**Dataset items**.
(begin)
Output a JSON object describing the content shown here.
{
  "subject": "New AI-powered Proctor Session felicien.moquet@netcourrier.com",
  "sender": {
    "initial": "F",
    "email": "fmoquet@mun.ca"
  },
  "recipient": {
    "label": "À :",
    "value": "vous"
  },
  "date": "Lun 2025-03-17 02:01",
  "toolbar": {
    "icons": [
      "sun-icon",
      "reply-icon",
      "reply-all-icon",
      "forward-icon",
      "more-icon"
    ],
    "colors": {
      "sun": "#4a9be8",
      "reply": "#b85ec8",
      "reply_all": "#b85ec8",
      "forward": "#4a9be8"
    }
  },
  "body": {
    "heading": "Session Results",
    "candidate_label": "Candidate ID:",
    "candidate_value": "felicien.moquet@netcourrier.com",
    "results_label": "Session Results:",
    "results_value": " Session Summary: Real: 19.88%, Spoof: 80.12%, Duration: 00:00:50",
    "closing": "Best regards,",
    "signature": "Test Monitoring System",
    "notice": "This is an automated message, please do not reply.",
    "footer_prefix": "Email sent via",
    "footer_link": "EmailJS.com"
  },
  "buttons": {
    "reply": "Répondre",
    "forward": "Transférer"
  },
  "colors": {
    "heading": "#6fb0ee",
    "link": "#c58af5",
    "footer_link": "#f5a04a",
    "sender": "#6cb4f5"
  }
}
(end)
**PROBLEM DETAILS**.
Pick each line holding the word "Session" out of the data and copy it.

**RESULT**.
  "subject": "New AI-powered Proctor Session felicien.moquet@netcourrier.com",
    "heading": "Session Results",
    "results_label": "Session Results:",
    "results_value": " Session Summary: Real: 19.88%, Spoof: 80.12%, Duration: 00:00:50",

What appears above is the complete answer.